With the continually rising global demand for STEM (science, technology, engineering and mathematics) talent, the value of humanities education has, at times, been called into question. The humanities, though often regarded as ‘soft’ subjects, are in fact just as important as ever in this digital age and as ‘marketable’ as any other ‘pragmatic’ disciplines.

One may wonder whether humanities graduates can thrive in a world with rapid economic, scientific and technological developments. Transferable skills such as (intercultural) communication and critical as well as creative thinking are highly sought after by employers in the modern workforce. Humanities students learn not only how to write; they learn how to read a variety of texts and look at them from different perspectives. They learn how to think critically and to question. They become sophisticated professionals who understand better the nature and cultures of human beings, and hence are able to find optimal solutions to complex problems in an increasingly multicultural workplace and amidst a fast-changing world. Together with a broad knowledge base, these are the skills that humanities programmes guide students to learn before they graduate.

The teaching quality, academic programme and curriculum design play a large part in an excellent education in humanities. PolyU Faculty of Humanities (FH) has gained worldwide recognition in several rankings in terms of its academic reputation, employer reputation and research impact. In the 2017 Quacquarelli Symonds World University Rankings, the subject of linguistics – the discipline to which a majority of FH staff members belong – is ranked 34th internationally while the area of arts and humanities is ranked among the top 20 universities in Asia* and 106th in the world.

FH academic and teaching team consists of a good mix of nationalities and cultural backgrounds: more than 200 staff come from all over the world including Australia, Denmark, Iran, Japan, Korea, Sweden, the US and the UK to name a few. Our highly internationalised faculty members have been awarded external competitive research funding and involved in collaborative projects with international partners.

DIRECTION >> Name every country that the text on humanities education gives as a place the faculty's staff come from.

DATASET SECTION >>
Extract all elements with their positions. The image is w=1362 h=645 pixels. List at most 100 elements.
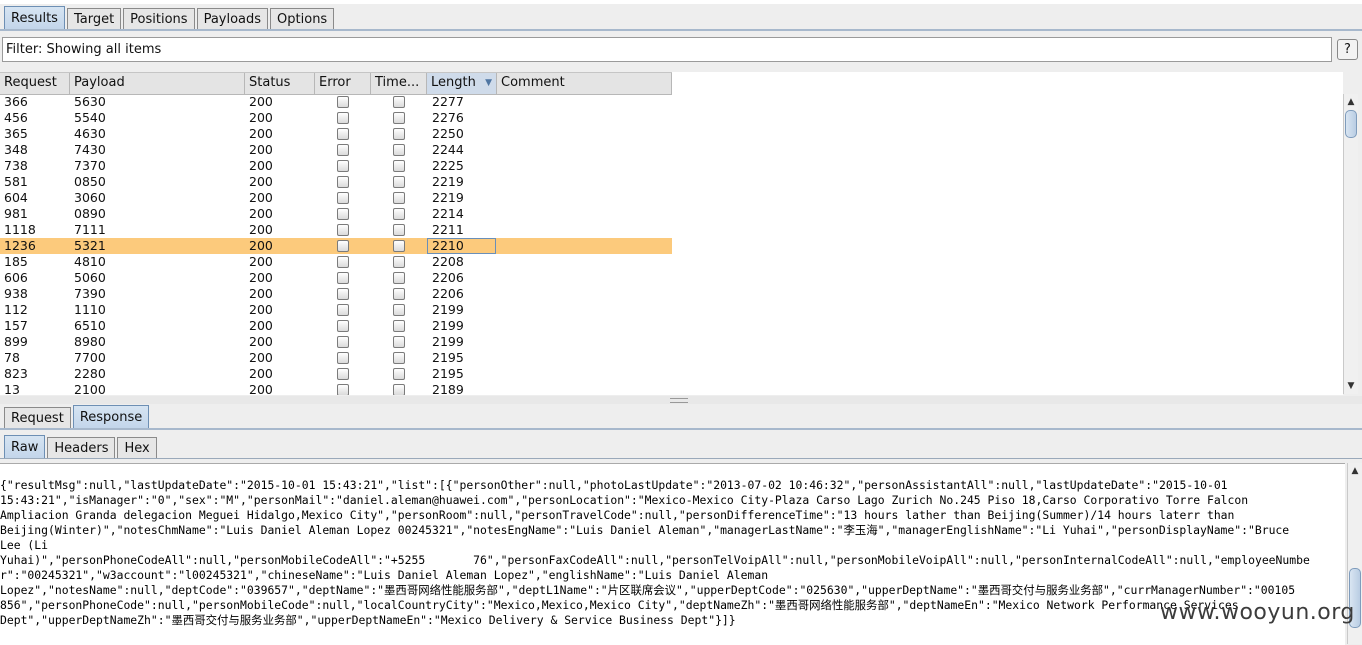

EXERCISE RESULT >> Australia, Denmark, Iran, Japan, Korea, Sweden, the US, the UK